===== Supplied records

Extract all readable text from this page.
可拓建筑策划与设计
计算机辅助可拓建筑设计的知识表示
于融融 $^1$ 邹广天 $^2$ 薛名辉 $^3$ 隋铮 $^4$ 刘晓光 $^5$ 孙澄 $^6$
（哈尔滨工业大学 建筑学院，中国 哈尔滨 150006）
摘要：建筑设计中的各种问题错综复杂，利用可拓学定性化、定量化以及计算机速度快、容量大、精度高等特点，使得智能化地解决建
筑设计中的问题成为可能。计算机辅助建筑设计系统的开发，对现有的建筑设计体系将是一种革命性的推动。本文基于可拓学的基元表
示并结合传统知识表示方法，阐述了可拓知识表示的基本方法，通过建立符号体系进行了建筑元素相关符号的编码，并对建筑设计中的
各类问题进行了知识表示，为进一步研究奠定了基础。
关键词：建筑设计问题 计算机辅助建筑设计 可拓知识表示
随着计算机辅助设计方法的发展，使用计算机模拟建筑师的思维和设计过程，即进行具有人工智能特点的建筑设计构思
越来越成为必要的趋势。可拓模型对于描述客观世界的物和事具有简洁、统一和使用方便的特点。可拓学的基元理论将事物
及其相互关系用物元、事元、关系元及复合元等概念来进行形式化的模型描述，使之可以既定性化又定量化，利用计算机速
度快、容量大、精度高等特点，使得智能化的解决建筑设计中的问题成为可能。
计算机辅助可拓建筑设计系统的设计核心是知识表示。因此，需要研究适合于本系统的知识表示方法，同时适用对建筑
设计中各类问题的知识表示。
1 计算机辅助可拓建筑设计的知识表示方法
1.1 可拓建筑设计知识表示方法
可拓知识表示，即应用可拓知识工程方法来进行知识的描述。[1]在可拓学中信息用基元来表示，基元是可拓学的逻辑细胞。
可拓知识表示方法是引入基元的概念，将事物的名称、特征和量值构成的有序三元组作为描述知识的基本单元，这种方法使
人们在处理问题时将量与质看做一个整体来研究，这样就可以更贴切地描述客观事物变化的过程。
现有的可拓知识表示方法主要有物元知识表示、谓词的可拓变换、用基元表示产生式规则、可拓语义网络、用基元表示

==========

#### What you are asked to do
How many of the lines above hold "精度高等特点"? Answer with only the number.

#### Reply to the task
2